## [What you have to do]
Take the data below and repeat it exactly.

## [Material provided]
====================

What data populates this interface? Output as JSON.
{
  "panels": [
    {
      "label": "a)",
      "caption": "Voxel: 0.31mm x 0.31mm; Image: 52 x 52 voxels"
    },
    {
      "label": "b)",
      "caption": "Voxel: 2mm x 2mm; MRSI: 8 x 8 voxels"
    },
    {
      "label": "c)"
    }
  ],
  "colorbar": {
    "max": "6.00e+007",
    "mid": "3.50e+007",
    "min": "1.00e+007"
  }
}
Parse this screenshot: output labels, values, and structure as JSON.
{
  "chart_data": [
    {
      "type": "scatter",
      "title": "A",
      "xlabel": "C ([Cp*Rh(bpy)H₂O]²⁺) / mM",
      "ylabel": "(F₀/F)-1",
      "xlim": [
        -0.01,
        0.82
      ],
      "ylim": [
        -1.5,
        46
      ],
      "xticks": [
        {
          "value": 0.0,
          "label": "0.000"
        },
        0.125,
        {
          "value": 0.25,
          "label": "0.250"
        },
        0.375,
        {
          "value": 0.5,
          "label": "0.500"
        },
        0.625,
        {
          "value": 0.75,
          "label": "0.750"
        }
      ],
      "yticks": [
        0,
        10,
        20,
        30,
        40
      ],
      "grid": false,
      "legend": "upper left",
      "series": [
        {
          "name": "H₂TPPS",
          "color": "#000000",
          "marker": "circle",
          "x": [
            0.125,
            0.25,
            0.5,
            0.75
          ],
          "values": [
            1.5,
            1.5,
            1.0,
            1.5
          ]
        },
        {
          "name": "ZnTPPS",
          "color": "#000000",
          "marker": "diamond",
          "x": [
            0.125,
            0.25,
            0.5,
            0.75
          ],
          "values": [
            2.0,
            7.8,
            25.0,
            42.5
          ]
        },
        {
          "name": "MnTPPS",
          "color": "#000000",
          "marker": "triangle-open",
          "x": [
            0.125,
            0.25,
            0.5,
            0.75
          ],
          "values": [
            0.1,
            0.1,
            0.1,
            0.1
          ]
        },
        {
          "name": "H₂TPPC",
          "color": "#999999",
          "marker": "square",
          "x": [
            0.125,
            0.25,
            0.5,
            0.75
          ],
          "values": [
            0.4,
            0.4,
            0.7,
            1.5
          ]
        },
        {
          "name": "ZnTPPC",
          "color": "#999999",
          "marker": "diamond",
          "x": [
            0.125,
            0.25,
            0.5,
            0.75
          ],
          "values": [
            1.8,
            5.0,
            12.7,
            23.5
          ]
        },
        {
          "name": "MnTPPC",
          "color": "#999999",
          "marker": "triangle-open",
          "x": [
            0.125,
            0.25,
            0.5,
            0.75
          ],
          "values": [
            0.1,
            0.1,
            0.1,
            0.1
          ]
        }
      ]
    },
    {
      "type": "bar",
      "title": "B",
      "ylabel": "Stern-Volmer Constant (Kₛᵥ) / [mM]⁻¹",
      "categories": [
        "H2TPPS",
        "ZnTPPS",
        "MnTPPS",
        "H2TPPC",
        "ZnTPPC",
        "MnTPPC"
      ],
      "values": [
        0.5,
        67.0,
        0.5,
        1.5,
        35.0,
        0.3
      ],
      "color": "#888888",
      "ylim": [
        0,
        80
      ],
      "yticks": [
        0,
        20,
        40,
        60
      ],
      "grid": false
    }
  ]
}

====================

## [Response]
What data populates this interface? Output as JSON.
{
  "panels": [
    {
      "label": "a)",
      "caption": "Voxel: 0.31mm x 0.31mm; Image: 52 x 52 voxels"
    },
    {
      "label": "b)",
      "caption": "Voxel: 2mm x 2mm; MRSI: 8 x 8 voxels"
    },
    {
      "label": "c)"
    }
  ],
  "colorbar": {
    "max": "6.00e+007",
    "mid": "3.50e+007",
    "min": "1.00e+007"
  }
}
Parse this screenshot: output labels, values, and structure as JSON.
{
  "chart_data": [
    {
      "type": "scatter",
      "title": "A",
      "xlabel": "C ([Cp*Rh(bpy)H₂O]²⁺) / mM",
      "ylabel": "(F₀/F)-1",
      "xlim": [
        -0.01,
        0.82
      ],
      "ylim": [
        -1.5,
        46
      ],
      "xticks": [
        {
          "value": 0.0,
          "label": "0.000"
        },
        0.125,
        {
          "value": 0.25,
          "label": "0.250"
        },
        0.375,
        {
          "value": 0.5,
          "label": "0.500"
        },
        0.625,
        {
          "value": 0.75,
          "label": "0.750"
        }
      ],
      "yticks": [
        0,
        10,
        20,
        30,
        40
      ],
      "grid": false,
      "legend": "upper left",
      "series": [
        {
          "name": "H₂TPPS",
          "color": "#000000",
          "marker": "circle",
          "x": [
            0.125,
            0.25,
            0.5,
            0.75
          ],
          "values": [
            1.5,
            1.5,
            1.0,
            1.5
          ]
        },
        {
          "name": "ZnTPPS",
          "color": "#000000",
          "marker": "diamond",
          "x": [
            0.125,
            0.25,
            0.5,
            0.75
          ],
          "values": [
            2.0,
            7.8,
            25.0,
            42.5
          ]
        },
        {
          "name": "MnTPPS",
          "color": "#000000",
          "marker": "triangle-open",
          "x": [
            0.125,
            0.25,
            0.5,
            0.75
          ],
          "values": [
            0.1,
            0.1,
            0.1,
            0.1
          ]
        },
        {
          "name": "H₂TPPC",
          "color": "#999999",
          "marker": "square",
          "x": [
            0.125,
            0.25,
            0.5,
            0.75
          ],
          "values": [
            0.4,
            0.4,
            0.7,
            1.5
          ]
        },
        {
          "name": "ZnTPPC",
          "color": "#999999",
          "marker": "diamond",
          "x": [
            0.125,
            0.25,
            0.5,
            0.75
          ],
          "values": [
            1.8,
            5.0,
            12.7,
            23.5
          ]
        },
        {
          "name": "MnTPPC",
          "color": "#999999",
          "marker": "triangle-open",
          "x": [
            0.125,
            0.25,
            0.5,
            0.75
          ],
          "values": [
            0.1,
            0.1,
            0.1,
            0.1
          ]
        }
      ]
    },
    {
      "type": "bar",
      "title": "B",
      "ylabel": "Stern-Volmer Constant (Kₛᵥ) / [mM]⁻¹",
      "categories": [
        "H2TPPS",
        "ZnTPPS",
        "MnTPPS",
        "H2TPPC",
        "ZnTPPC",
        "MnTPPC"
      ],
      "values": [
        0.5,
        67.0,
        0.5,
        1.5,
        35.0,
        0.3
      ],
      "color": "#888888",
      "ylim": [
        0,
        80
      ],
      "yticks": [
        0,
        20,
        40,
        60
      ],
      "grid": false
    }
  ]
}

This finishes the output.